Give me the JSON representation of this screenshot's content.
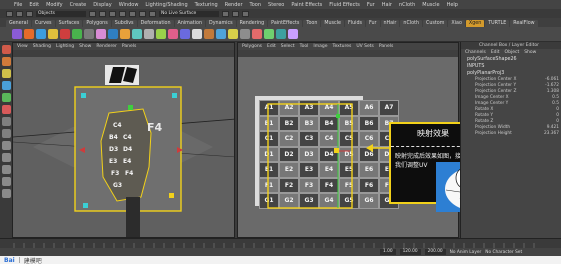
{
  "menubar": {
    "items": [
      "File",
      "Edit",
      "Modify",
      "Create",
      "Display",
      "Window",
      "Lighting/Shading",
      "Texturing",
      "Render",
      "Toon",
      "Stereo",
      "Paint Effects",
      "Fluid Effects",
      "Fur",
      "Hair",
      "nCloth",
      "Muscle",
      "Help"
    ]
  },
  "status": {
    "mode": "Objects",
    "live_surface": "No Live Surface"
  },
  "shelf": {
    "tabs": [
      "General",
      "Curves",
      "Surfaces",
      "Polygons",
      "Subdivs",
      "Deformation",
      "Animation",
      "Dynamics",
      "Rendering",
      "PaintEffects",
      "Toon",
      "Muscle",
      "Fluids",
      "Fur",
      "nHair",
      "nCloth",
      "Custom",
      "Xiao",
      "Xgen",
      "TURTLE",
      "RealFlow"
    ],
    "active": "Xgen"
  },
  "viewport_left": {
    "menu": [
      "View",
      "Shading",
      "Lighting",
      "Show",
      "Renderer",
      "Panels"
    ]
  },
  "viewport_right": {
    "menu": [
      "Polygons",
      "Edit",
      "Select",
      "Tool",
      "Image",
      "Textures",
      "UV Sets",
      "Panels"
    ]
  },
  "channelbox": {
    "header": "Channel Box / Layer Editor",
    "tabs": [
      "Channels",
      "Edit",
      "Object",
      "Show"
    ],
    "node": "polySurfaceShape26",
    "inputs_label": "INPUTS",
    "proj": "polyPlanarProj3",
    "attrs": [
      [
        "Projection Center X",
        "-6.061"
      ],
      [
        "Projection Center Y",
        "-1.672"
      ],
      [
        "Projection Center Z",
        "1.308"
      ],
      [
        "Image Center X",
        "0.5"
      ],
      [
        "Image Center Y",
        "0.5"
      ],
      [
        "Rotate X",
        "0"
      ],
      [
        "Rotate Y",
        "0"
      ],
      [
        "Rotate Z",
        "0"
      ],
      [
        "Projection Width",
        "9.421"
      ],
      [
        "Projection Height",
        "23.367"
      ]
    ]
  },
  "uv": {
    "cells": [
      [
        "A1",
        "A2",
        "A3",
        "A4",
        "A5"
      ],
      [
        "B1",
        "B2",
        "B3",
        "B4",
        "B5"
      ],
      [
        "C1",
        "C2",
        "C3",
        "C4",
        "C5"
      ],
      [
        "D1",
        "D2",
        "D3",
        "D4",
        "D5"
      ],
      [
        "E1",
        "E2",
        "E3",
        "E4",
        "E5"
      ],
      [
        "F1",
        "F2",
        "F3",
        "F4",
        "F5"
      ],
      [
        "G1",
        "G2",
        "G3",
        "G4",
        "G5"
      ]
    ],
    "col6": [
      "A6",
      "B6",
      "C6",
      "D6",
      "E6",
      "F6",
      "G6"
    ],
    "col7": [
      "A7",
      "B7",
      "C7",
      "D7",
      "E7",
      "F7",
      "G7"
    ]
  },
  "callout": {
    "title": "映射效果",
    "body": "映射完成后效果如图，接下来我们调整UV"
  },
  "range": {
    "start": "1.00",
    "end": "120.00",
    "end2": "200.00",
    "anim_layer": "No Anim Layer",
    "char_set": "No Character Set"
  },
  "watermark": {
    "brand": "Bai",
    "sub": "建模吧"
  },
  "colors": {
    "accent": "#d39a2c",
    "highlight": "#f2d11a",
    "callout_bg": "#0d0d0d"
  }
}
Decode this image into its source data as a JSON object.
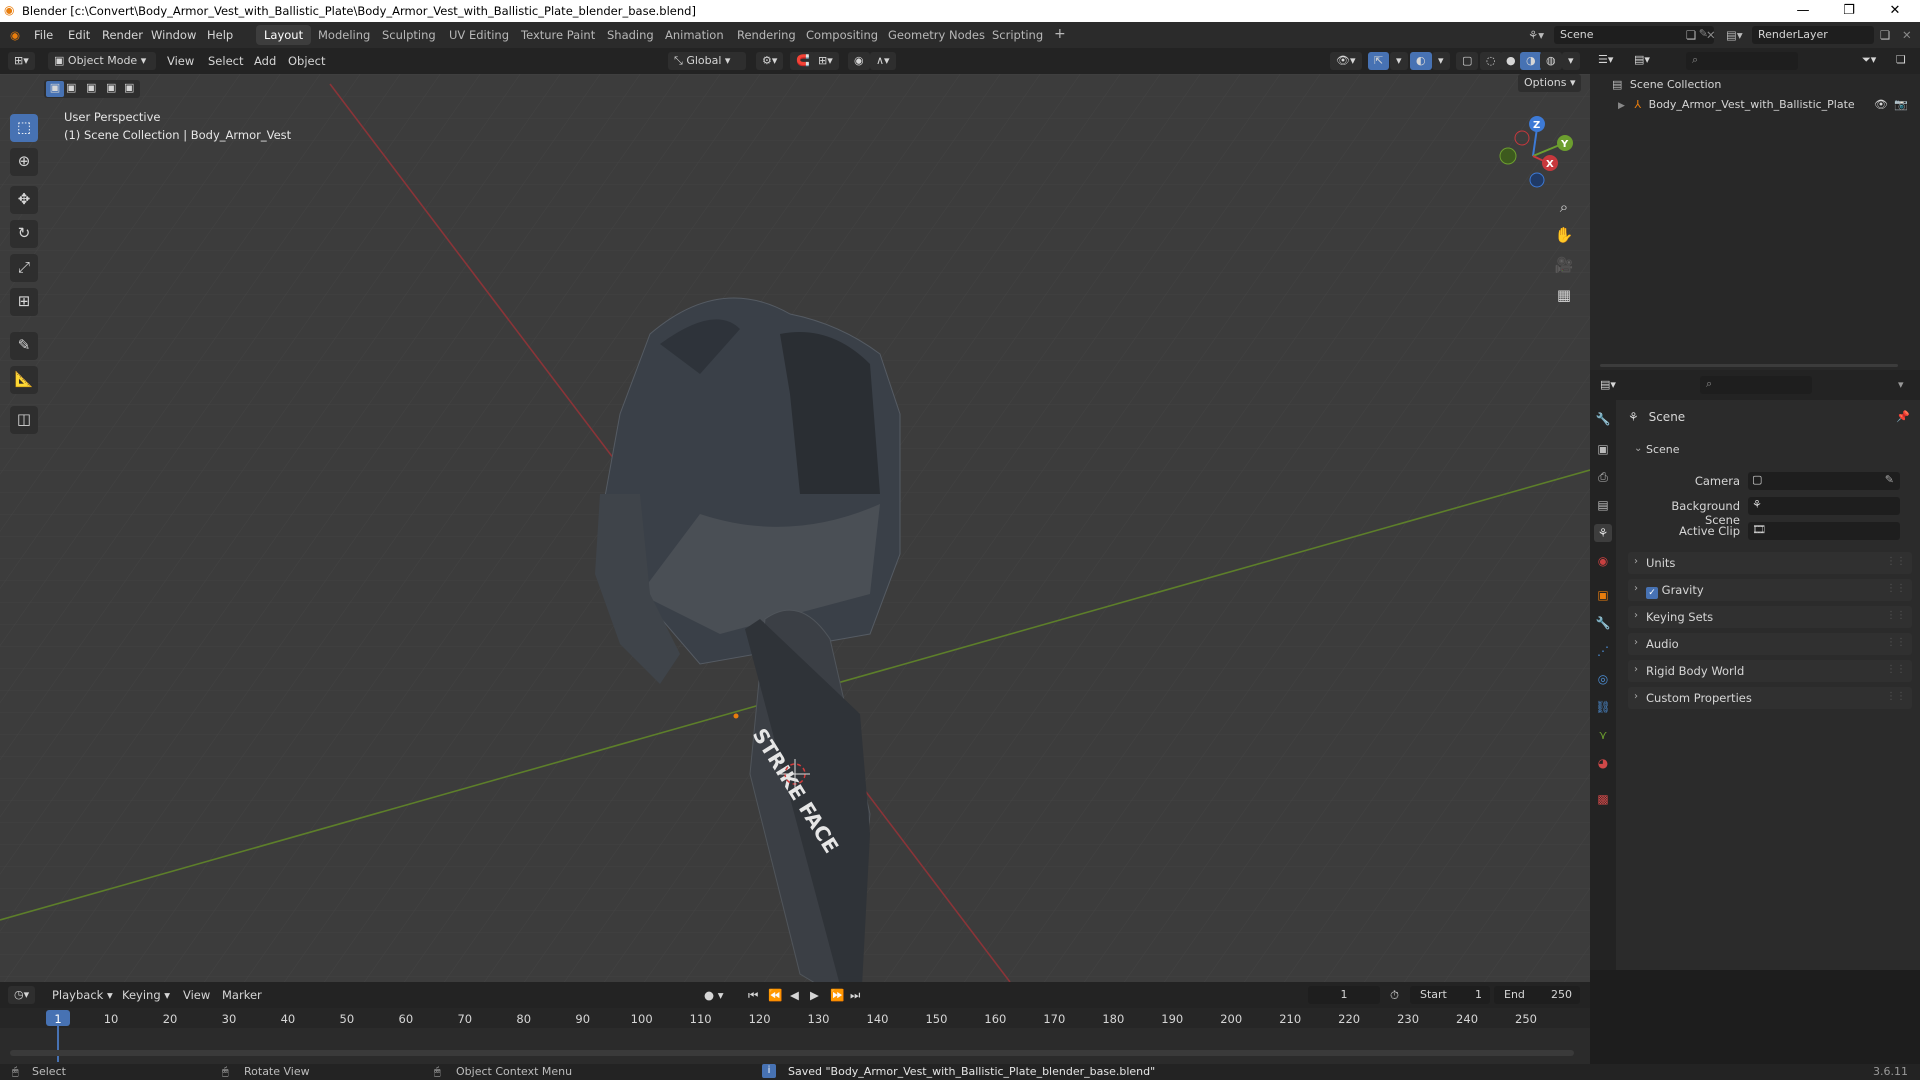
{
  "window": {
    "title": "Blender [c:\\Convert\\Body_Armor_Vest_with_Ballistic_Plate\\Body_Armor_Vest_with_Ballistic_Plate_blender_base.blend]",
    "controls": [
      "—",
      "❐",
      "✕"
    ]
  },
  "menubar": {
    "menus": [
      "File",
      "Edit",
      "Render",
      "Window",
      "Help"
    ],
    "workspaces": [
      "Layout",
      "Modeling",
      "Sculpting",
      "UV Editing",
      "Texture Paint",
      "Shading",
      "Animation",
      "Rendering",
      "Compositing",
      "Geometry Nodes",
      "Scripting"
    ],
    "active_workspace": "Layout",
    "add_tab": "+",
    "scene_name": "Scene",
    "view_layer": "RenderLayer"
  },
  "viewport_header": {
    "mode": "Object Mode",
    "menus": [
      "View",
      "Select",
      "Add",
      "Object"
    ],
    "transform_orientation": "Global",
    "options_label": "Options"
  },
  "viewport": {
    "perspective_label": "User Perspective",
    "collection_label": "(1) Scene Collection | Body_Armor_Vest",
    "plate_text": "STRIKE FACE",
    "gizmo_axes": [
      "Z",
      "Y",
      "X"
    ]
  },
  "outliner": {
    "root": "Scene Collection",
    "items": [
      {
        "name": "Body_Armor_Vest_with_Ballistic_Plate"
      }
    ]
  },
  "properties": {
    "header": "Scene",
    "section": "Scene",
    "fields": [
      {
        "label": "Camera"
      },
      {
        "label": "Background Scene"
      },
      {
        "label": "Active Clip"
      }
    ],
    "panels": [
      "Units",
      "Gravity",
      "Keying Sets",
      "Audio",
      "Rigid Body World",
      "Custom Properties"
    ],
    "gravity_checked": true
  },
  "timeline": {
    "menus": [
      "Playback",
      "Keying",
      "View",
      "Marker"
    ],
    "current_frame": "1",
    "start_label": "Start",
    "start": "1",
    "end_label": "End",
    "end": "250",
    "ticks": [
      "1",
      "10",
      "20",
      "30",
      "40",
      "50",
      "60",
      "70",
      "80",
      "90",
      "100",
      "110",
      "120",
      "130",
      "140",
      "150",
      "160",
      "170",
      "180",
      "190",
      "200",
      "210",
      "220",
      "230",
      "240",
      "250"
    ]
  },
  "statusbar": {
    "select": "Select",
    "rotate": "Rotate View",
    "context_menu": "Object Context Menu",
    "message": "Saved \"Body_Armor_Vest_with_Ballistic_Plate_blender_base.blend\"",
    "version": "3.6.11"
  },
  "colors": {
    "accent": "#4772b3",
    "x_axis": "#c8383d",
    "y_axis": "#6c9e2f",
    "z_axis": "#3d7ad6",
    "blender_orange": "#e87d0d"
  }
}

------------------------------------------------------------

Given exercise: Without the pictures, reproduce every line of the records above exactly.

Reply to the task:
Give me the JSON representation of this screenshot's content.
{
  "menubar": {
    "items": [
      "File",
      "Edit",
      "Modify",
      "Create",
      "Display",
      "Window",
      "Lighting/Shading",
      "Texturing",
      "Render",
      "Toon",
      "Stereo",
      "Paint Effects",
      "Fluid Effects",
      "Fur",
      "Hair",
      "nCloth",
      "Muscle",
      "Help"
    ]
  },
  "status": {
    "mode": "Objects",
    "live_surface": "No Live Surface"
  },
  "shelf": {
    "tabs": [
      "General",
      "Curves",
      "Surfaces",
      "Polygons",
      "Subdivs",
      "Deformation",
      "Animation",
      "Dynamics",
      "Rendering",
      "PaintEffects",
      "Toon",
      "Muscle",
      "Fluids",
      "Fur",
      "nHair",
      "nCloth",
      "Custom",
      "Xiao",
      "Xgen",
      "TURTLE",
      "RealFlow"
    ],
    "active": "Xgen"
  },
  "viewport_left": {
    "menu": [
      "View",
      "Shading",
      "Lighting",
      "Show",
      "Renderer",
      "Panels"
    ]
  },
  "viewport_right": {
    "menu": [
      "Polygons",
      "Edit",
      "Select",
      "Tool",
      "Image",
      "Textures",
      "UV Sets",
      "Panels"
    ]
  },
  "channelbox": {
    "header": "Channel Box / Layer Editor",
    "tabs": [
      "Channels",
      "Edit",
      "Object",
      "Show"
    ],
    "node": "polySurfaceShape26",
    "inputs_label": "INPUTS",
    "proj": "polyPlanarProj3",
    "attrs": [
      [
        "Projection Center X",
        "-6.061"
      ],
      [
        "Projection Center Y",
        "-1.672"
      ],
      [
        "Projection Center Z",
        "1.308"
      ],
      [
        "Image Center X",
        "0.5"
      ],
      [
        "Image Center Y",
        "0.5"
      ],
      [
        "Rotate X",
        "0"
      ],
      [
        "Rotate Y",
        "0"
      ],
      [
        "Rotate Z",
        "0"
      ],
      [
        "Projection Width",
        "9.421"
      ],
      [
        "Projection Height",
        "23.367"
      ]
    ]
  },
  "uv": {
    "cells": [
      [
        "A1",
        "A2",
        "A3",
        "A4",
        "A5"
      ],
      [
        "B1",
        "B2",
        "B3",
        "B4",
        "B5"
      ],
      [
        "C1",
        "C2",
        "C3",
        "C4",
        "C5"
      ],
      [
        "D1",
        "D2",
        "D3",
        "D4",
        "D5"
      ],
      [
        "E1",
        "E2",
        "E3",
        "E4",
        "E5"
      ],
      [
        "F1",
        "F2",
        "F3",
        "F4",
        "F5"
      ],
      [
        "G1",
        "G2",
        "G3",
        "G4",
        "G5"
      ]
    ],
    "col6": [
      "A6",
      "B6",
      "C6",
      "D6",
      "E6",
      "F6",
      "G6"
    ],
    "col7": [
      "A7",
      "B7",
      "C7",
      "D7",
      "E7",
      "F7",
      "G7"
    ]
  },
  "callout": {
    "title": "映射效果",
    "body": "映射完成后效果如图，接下来我们调整UV"
  },
  "range": {
    "start": "1.00",
    "end": "120.00",
    "end2": "200.00",
    "anim_layer": "No Anim Layer",
    "char_set": "No Character Set"
  },
  "watermark": {
    "brand": "Bai",
    "sub": "建模吧"
  },
  "colors": {
    "accent": "#d39a2c",
    "highlight": "#f2d11a",
    "callout_bg": "#0d0d0d"
  }
}
Decode this image into its source data as a JSON object.
{
  "window": {
    "title": "Blender [c:\\Convert\\Body_Armor_Vest_with_Ballistic_Plate\\Body_Armor_Vest_with_Ballistic_Plate_blender_base.blend]",
    "controls": [
      "—",
      "❐",
      "✕"
    ]
  },
  "menubar": {
    "menus": [
      "File",
      "Edit",
      "Render",
      "Window",
      "Help"
    ],
    "workspaces": [
      "Layout",
      "Modeling",
      "Sculpting",
      "UV Editing",
      "Texture Paint",
      "Shading",
      "Animation",
      "Rendering",
      "Compositing",
      "Geometry Nodes",
      "Scripting"
    ],
    "active_workspace": "Layout",
    "add_tab": "+",
    "scene_name": "Scene",
    "view_layer": "RenderLayer"
  },
  "viewport_header": {
    "mode": "Object Mode",
    "menus": [
      "View",
      "Select",
      "Add",
      "Object"
    ],
    "transform_orientation": "Global",
    "options_label": "Options"
  },
  "viewport": {
    "perspective_label": "User Perspective",
    "collection_label": "(1) Scene Collection | Body_Armor_Vest",
    "plate_text": "STRIKE FACE",
    "gizmo_axes": [
      "Z",
      "Y",
      "X"
    ]
  },
  "outliner": {
    "root": "Scene Collection",
    "items": [
      {
        "name": "Body_Armor_Vest_with_Ballistic_Plate"
      }
    ]
  },
  "properties": {
    "header": "Scene",
    "section": "Scene",
    "fields": [
      {
        "label": "Camera"
      },
      {
        "label": "Background Scene"
      },
      {
        "label": "Active Clip"
      }
    ],
    "panels": [
      "Units",
      "Gravity",
      "Keying Sets",
      "Audio",
      "Rigid Body World",
      "Custom Properties"
    ],
    "gravity_checked": true
  },
  "timeline": {
    "menus": [
      "Playback",
      "Keying",
      "View",
      "Marker"
    ],
    "current_frame": "1",
    "start_label": "Start",
    "start": "1",
    "end_label": "End",
    "end": "250",
    "ticks": [
      "1",
      "10",
      "20",
      "30",
      "40",
      "50",
      "60",
      "70",
      "80",
      "90",
      "100",
      "110",
      "120",
      "130",
      "140",
      "150",
      "160",
      "170",
      "180",
      "190",
      "200",
      "210",
      "220",
      "230",
      "240",
      "250"
    ]
  },
  "statusbar": {
    "select": "Select",
    "rotate": "Rotate View",
    "context_menu": "Object Context Menu",
    "message": "Saved \"Body_Armor_Vest_with_Ballistic_Plate_blender_base.blend\"",
    "version": "3.6.11"
  },
  "colors": {
    "accent": "#4772b3",
    "x_axis": "#c8383d",
    "y_axis": "#6c9e2f",
    "z_axis": "#3d7ad6",
    "blender_orange": "#e87d0d"
  }
}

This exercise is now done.